GIVEN EXERCISE: From the listing below, extract every line containing "candlestick".

A block of data:

## start

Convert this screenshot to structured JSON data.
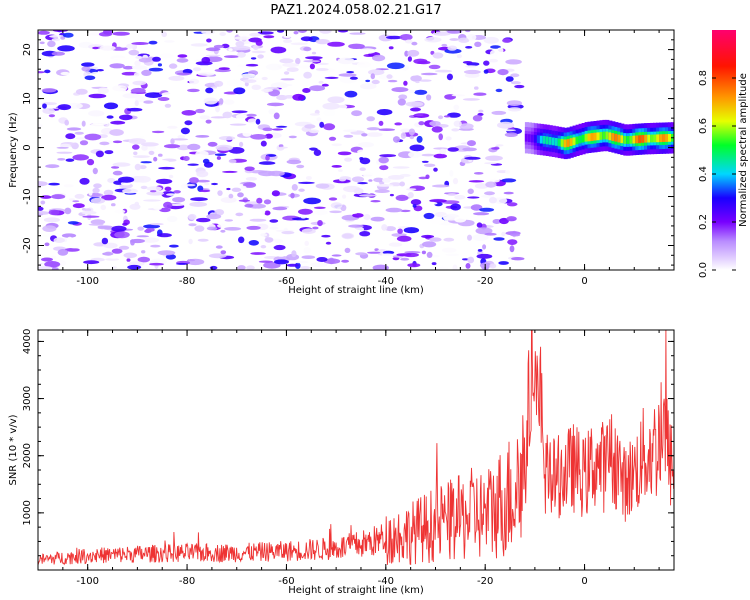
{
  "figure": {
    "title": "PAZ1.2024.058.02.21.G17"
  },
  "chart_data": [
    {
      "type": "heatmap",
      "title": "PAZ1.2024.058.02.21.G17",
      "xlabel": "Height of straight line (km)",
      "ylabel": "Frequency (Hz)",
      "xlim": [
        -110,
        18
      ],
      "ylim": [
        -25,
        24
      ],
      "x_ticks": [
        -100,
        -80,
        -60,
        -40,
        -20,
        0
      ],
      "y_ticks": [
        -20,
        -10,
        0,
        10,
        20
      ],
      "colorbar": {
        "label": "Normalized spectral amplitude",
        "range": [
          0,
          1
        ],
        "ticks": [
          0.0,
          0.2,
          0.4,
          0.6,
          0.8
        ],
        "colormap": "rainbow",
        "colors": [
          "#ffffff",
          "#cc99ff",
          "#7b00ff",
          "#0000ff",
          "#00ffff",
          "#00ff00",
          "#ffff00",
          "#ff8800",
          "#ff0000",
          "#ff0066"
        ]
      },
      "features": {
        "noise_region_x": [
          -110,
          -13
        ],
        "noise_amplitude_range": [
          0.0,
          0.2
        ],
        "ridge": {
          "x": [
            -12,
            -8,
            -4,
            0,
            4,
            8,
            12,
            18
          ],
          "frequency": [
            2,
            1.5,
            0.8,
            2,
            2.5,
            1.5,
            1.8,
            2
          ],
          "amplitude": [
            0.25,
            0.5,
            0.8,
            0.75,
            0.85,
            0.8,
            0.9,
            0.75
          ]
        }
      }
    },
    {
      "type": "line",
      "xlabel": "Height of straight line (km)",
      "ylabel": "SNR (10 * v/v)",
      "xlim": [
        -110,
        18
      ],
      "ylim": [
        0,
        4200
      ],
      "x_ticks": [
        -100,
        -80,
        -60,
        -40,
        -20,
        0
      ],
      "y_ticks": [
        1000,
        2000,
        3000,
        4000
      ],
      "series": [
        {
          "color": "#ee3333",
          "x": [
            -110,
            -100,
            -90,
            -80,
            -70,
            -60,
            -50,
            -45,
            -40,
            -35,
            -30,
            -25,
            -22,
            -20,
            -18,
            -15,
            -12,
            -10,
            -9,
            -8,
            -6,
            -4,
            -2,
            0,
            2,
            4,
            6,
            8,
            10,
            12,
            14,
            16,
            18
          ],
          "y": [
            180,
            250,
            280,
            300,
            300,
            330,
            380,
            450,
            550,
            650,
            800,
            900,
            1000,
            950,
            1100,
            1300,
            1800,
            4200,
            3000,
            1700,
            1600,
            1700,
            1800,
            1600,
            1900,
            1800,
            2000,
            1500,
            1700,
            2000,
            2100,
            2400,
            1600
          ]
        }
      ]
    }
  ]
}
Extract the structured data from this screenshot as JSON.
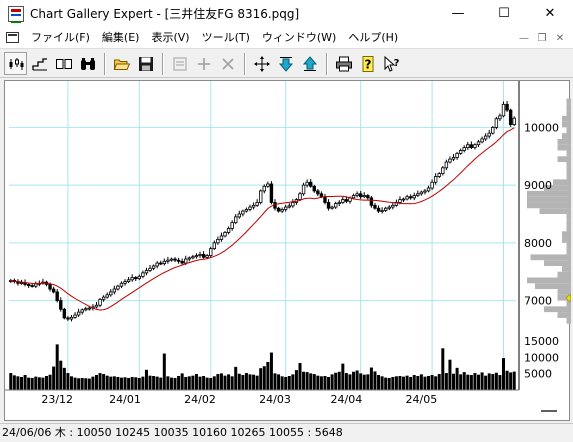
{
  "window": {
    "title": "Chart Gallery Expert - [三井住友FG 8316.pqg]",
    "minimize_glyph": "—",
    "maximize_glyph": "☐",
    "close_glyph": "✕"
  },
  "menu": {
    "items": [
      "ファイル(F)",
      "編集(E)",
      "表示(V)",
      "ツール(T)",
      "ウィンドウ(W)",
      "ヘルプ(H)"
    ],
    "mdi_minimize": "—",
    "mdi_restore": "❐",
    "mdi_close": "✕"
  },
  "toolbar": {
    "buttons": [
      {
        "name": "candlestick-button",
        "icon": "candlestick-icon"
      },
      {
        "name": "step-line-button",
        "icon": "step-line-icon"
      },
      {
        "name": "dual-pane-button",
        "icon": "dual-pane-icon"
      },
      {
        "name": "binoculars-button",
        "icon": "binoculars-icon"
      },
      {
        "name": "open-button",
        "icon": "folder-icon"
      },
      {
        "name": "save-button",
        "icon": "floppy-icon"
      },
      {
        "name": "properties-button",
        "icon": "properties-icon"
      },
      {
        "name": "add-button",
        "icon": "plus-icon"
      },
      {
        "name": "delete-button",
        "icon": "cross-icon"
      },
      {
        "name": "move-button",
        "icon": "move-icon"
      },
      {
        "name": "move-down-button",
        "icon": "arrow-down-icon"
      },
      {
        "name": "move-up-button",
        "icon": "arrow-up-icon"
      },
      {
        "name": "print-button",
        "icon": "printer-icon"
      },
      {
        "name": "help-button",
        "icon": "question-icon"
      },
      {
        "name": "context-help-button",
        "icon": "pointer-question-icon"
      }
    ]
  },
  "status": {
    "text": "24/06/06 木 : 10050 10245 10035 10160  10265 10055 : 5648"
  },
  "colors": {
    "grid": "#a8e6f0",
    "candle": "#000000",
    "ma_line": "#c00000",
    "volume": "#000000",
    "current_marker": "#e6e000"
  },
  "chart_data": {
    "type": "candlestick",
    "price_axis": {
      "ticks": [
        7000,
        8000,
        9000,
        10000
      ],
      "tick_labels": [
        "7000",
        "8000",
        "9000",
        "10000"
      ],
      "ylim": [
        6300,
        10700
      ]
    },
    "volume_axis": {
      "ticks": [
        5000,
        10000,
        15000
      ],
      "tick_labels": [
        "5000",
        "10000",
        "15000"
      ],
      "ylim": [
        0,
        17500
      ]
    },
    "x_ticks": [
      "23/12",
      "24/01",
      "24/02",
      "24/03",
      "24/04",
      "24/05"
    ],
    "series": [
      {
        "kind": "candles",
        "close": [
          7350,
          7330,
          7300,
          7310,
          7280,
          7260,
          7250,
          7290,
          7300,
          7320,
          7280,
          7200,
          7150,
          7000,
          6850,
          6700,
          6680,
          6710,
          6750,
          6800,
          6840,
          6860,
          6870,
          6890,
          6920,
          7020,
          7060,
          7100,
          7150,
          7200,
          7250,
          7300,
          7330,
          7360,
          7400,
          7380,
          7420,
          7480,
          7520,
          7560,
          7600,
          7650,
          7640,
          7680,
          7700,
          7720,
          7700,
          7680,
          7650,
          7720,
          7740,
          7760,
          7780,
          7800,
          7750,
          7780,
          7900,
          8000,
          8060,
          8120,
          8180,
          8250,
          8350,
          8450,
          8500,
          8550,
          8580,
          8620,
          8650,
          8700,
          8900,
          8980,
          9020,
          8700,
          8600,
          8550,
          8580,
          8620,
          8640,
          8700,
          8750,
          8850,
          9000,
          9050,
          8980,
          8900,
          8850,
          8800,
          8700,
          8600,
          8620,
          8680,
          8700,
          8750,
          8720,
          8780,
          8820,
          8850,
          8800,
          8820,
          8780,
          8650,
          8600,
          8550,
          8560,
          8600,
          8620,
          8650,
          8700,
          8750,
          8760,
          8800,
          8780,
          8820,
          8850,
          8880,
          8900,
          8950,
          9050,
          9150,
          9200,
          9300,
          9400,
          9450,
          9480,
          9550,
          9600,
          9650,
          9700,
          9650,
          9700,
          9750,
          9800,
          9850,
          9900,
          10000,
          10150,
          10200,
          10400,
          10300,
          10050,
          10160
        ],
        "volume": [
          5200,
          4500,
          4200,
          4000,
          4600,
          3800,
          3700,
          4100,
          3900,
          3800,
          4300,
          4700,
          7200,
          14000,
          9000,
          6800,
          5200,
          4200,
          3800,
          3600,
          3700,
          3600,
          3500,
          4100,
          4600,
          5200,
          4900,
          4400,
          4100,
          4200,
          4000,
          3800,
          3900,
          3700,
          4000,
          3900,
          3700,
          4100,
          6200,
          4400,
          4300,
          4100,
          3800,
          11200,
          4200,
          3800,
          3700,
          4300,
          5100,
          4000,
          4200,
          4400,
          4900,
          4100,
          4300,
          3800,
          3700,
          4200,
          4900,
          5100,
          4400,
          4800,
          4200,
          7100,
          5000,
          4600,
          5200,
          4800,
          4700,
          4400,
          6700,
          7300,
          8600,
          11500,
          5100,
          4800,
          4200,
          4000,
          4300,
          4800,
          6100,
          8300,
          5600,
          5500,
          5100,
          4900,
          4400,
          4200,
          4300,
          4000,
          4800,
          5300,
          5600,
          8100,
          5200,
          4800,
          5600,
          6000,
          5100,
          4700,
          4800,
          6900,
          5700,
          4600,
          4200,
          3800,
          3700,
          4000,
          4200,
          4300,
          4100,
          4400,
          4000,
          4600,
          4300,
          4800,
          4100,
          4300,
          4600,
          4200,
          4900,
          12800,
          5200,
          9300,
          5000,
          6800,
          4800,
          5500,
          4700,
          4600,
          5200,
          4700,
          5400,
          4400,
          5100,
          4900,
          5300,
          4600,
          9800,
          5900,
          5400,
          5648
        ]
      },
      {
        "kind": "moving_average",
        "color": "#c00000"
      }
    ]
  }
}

## end

ANSWER:
        "name": "candlestick-button",
        "icon": "candlestick-icon"
    "type": "candlestick",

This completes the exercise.